(Extracted text)
.....
RICHARD WELLAND INTERVIEW: RIDING OUT THE STORM

Despite it being a quiet time in the aftermarket, Richard Welland is in a positive mood.

 

He has every right to be. WAIglobal got through 2020 better than many, thanks in no small part to an early decision to sell sanitiser packs. 

 

Meanwhile, he recently achieved a personal goal when he became elected to take the next two-year presidency of the IAAF, a trade body he has been involved with his whole career. 

 

He isn’t blind to what is happening to the vehicle parc though. Rotating electrics are more reliable than ever, and thanks to the combined motor-generator units in use over a lot of newer vehicles, are fewer in number as well. As such, he has begun to eye up new markets, with ATVs such as parts for quads, beach buggys and even lawnmowers coming into range. 

 

However, even if the firm takes a high percentage of the mower market, it doesn’t hide the fact that the parc is moving towards electromobility, although Welland doesn’t expect the switch to happen overnight. “We’re talking years out”, he said. “The number of electric vehicles is still very small, even on hybrids but it will keep escalating and we have to keep eyes on it and look at what that we could bring to market which complement our existing range”.
.....
(Given information)
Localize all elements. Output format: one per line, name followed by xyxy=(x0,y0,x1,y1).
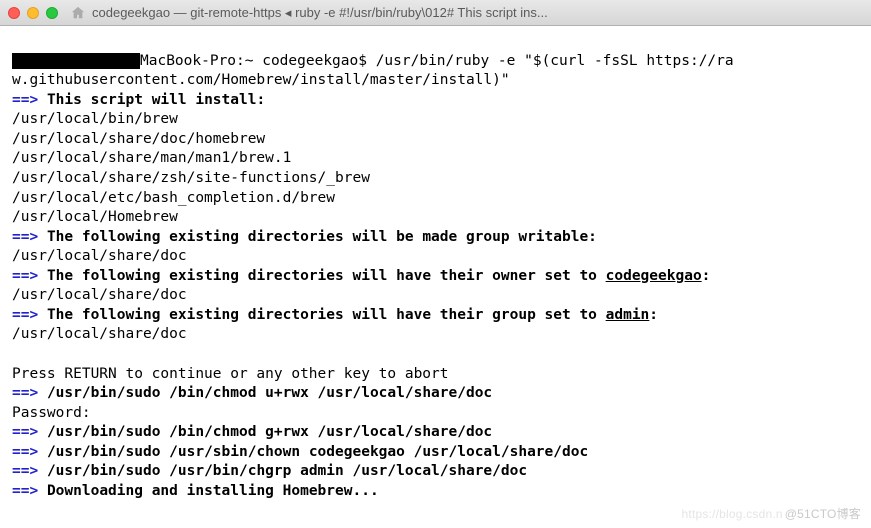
install-path: /usr/local/share/zsh/site-functions/_bre… xyxy=(12,170,370,186)
dir-path: /usr/local/share/doc xyxy=(12,326,187,342)
command-line-2: w.githubusercontent.com/Homebrew/install… xyxy=(12,72,510,88)
shell-prompt: MacBook-Pro:~ codegeekgao$ xyxy=(140,53,376,69)
install-path: /usr/local/share/man/man1/brew.1 xyxy=(12,150,291,166)
minimize-icon[interactable] xyxy=(27,7,39,19)
install-path: /usr/local/bin/brew xyxy=(12,111,178,127)
watermark: https://blog.csdn.n@51CTO博客 xyxy=(682,505,861,522)
sudo-cmd: /usr/bin/sudo /usr/bin/chgrp admin /usr/… xyxy=(47,463,527,479)
section-owner-title: The following existing directories will … xyxy=(47,268,710,284)
dir-path: /usr/local/share/doc xyxy=(12,248,187,264)
install-path: /usr/local/share/doc/homebrew xyxy=(12,131,265,147)
arrow-icon: ==> xyxy=(12,268,38,284)
install-path: /usr/local/etc/bash_completion.d/brew xyxy=(12,190,335,206)
arrow-icon: ==> xyxy=(12,483,38,499)
arrow-icon: ==> xyxy=(12,92,38,108)
downloading-msg: Downloading and installing Homebrew... xyxy=(47,483,379,499)
section-group-title: The following existing directories will … xyxy=(47,307,658,323)
close-icon[interactable] xyxy=(8,7,20,19)
arrow-icon: ==> xyxy=(12,444,38,460)
install-path: /usr/local/Homebrew xyxy=(12,209,178,225)
section-install-title: This script will install: xyxy=(47,92,265,108)
zoom-icon[interactable] xyxy=(46,7,58,19)
sudo-cmd: /usr/bin/sudo /bin/chmod u+rwx /usr/loca… xyxy=(47,385,492,401)
arrow-icon: ==> xyxy=(12,385,38,401)
sudo-cmd: /usr/bin/sudo /bin/chmod g+rwx /usr/loca… xyxy=(47,424,492,440)
press-return-prompt: Press RETURN to continue or any other ke… xyxy=(12,366,449,382)
dir-path: /usr/local/share/doc xyxy=(12,287,187,303)
sudo-cmd: /usr/bin/sudo /usr/sbin/chown codegeekga… xyxy=(47,444,588,460)
arrow-icon: ==> xyxy=(12,307,38,323)
section-group-writable-title: The following existing directories will … xyxy=(47,229,597,245)
group-name: admin xyxy=(606,307,650,323)
command-line-1: /usr/bin/ruby -e "$(curl -fsSL https://r… xyxy=(376,53,734,69)
window-titlebar: codegeekgao — git-remote-https ◂ ruby -e… xyxy=(0,0,871,26)
arrow-icon: ==> xyxy=(12,424,38,440)
traffic-lights xyxy=(8,7,58,19)
terminal-output[interactable]: MacBook-Pro:~ codegeekgao$ /usr/bin/ruby… xyxy=(0,26,871,510)
arrow-icon: ==> xyxy=(12,229,38,245)
password-prompt: Password: xyxy=(12,405,91,421)
owner-name: codegeekgao xyxy=(606,268,702,284)
arrow-icon: ==> xyxy=(12,463,38,479)
home-icon xyxy=(71,6,85,20)
redacted-hostname xyxy=(12,53,140,69)
window-title: codegeekgao — git-remote-https ◂ ruby -e… xyxy=(92,5,863,21)
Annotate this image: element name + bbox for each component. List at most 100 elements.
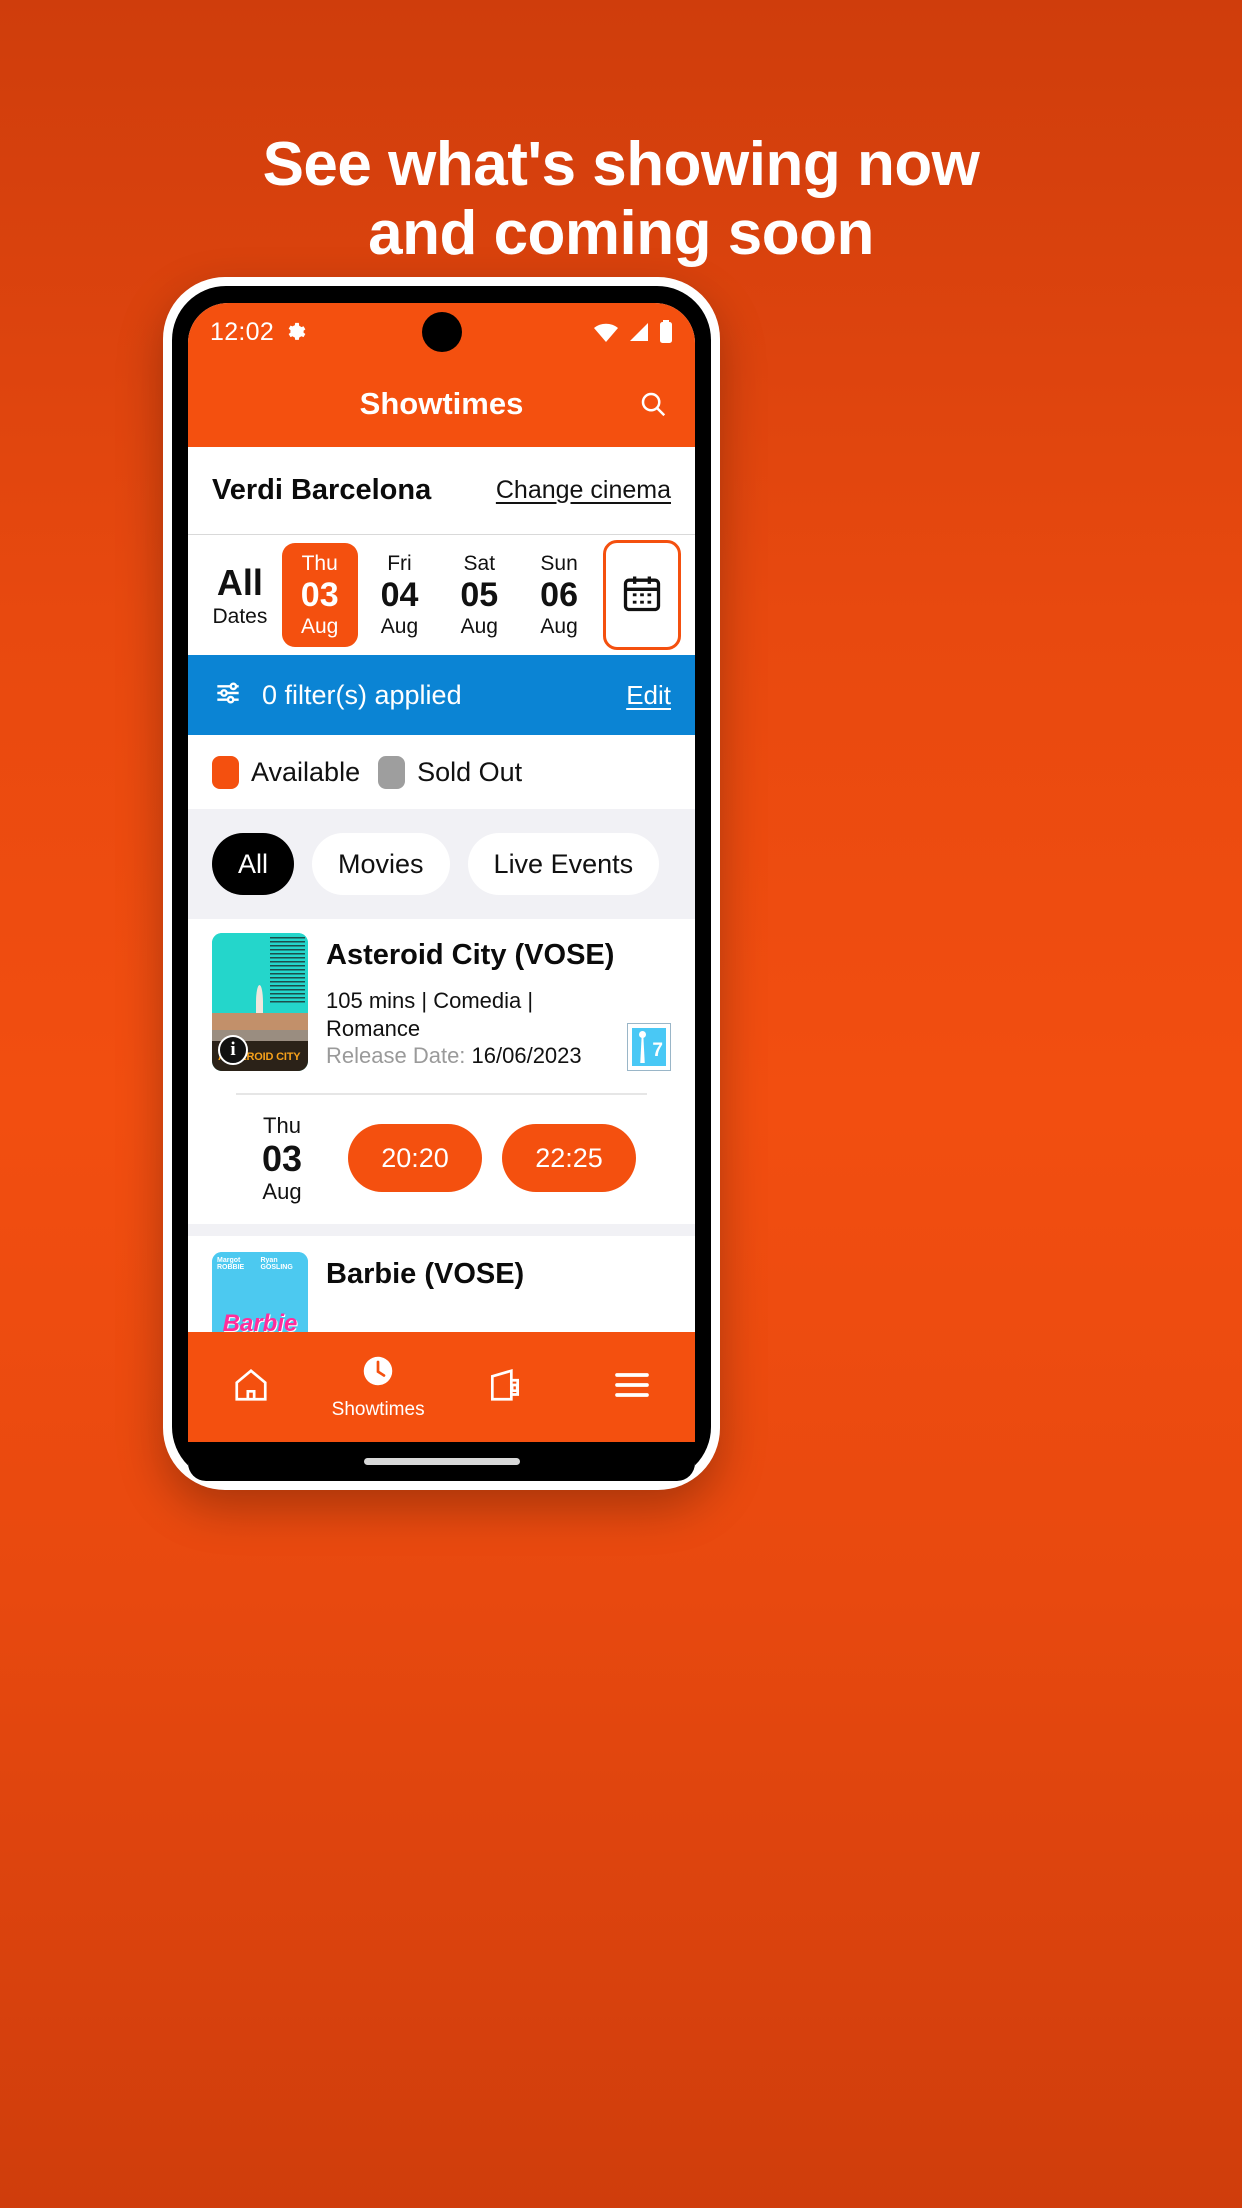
.....
(Tasks to complete)
[1] According to the Richard Welland interview, what trade body will Welland lead, and for how long?
[2] Pick up the Richard Welland interview after its final sentence and keep it going.

(Written responses)
[1] The IAAF, for a two-year presidency.

[2]
Richard Welland

 

These new products ‘could be anything, from cables to battery technology to sensors’ according to Welland, who added that the Far East factories that the firm has established relationships with can produce whatever is required in the field of electronics.  

 

Sovereign change

 

Welland himself is no stranger to change. A decade ago he was Director of Sovereign Rotating Machines, a domestic company that remanufactured starters and alternators that employed 140 people at its height. 

 

In 2011 a third of Sovereign was sold to Florida-based WAIglobal, in a deal Welland at the time described as ‘not a marketing thing, it is a genuine partnership’. At that date, Sovereign had already started to stock some new-in-box products, but access to WAI’s catalogues and contacts meant that the firm could move this percentage to 50 percent. 

 

A further deal followed in 2015, where the remainder of the company was sold to WAI, and the Sovereign name was dropped entirely.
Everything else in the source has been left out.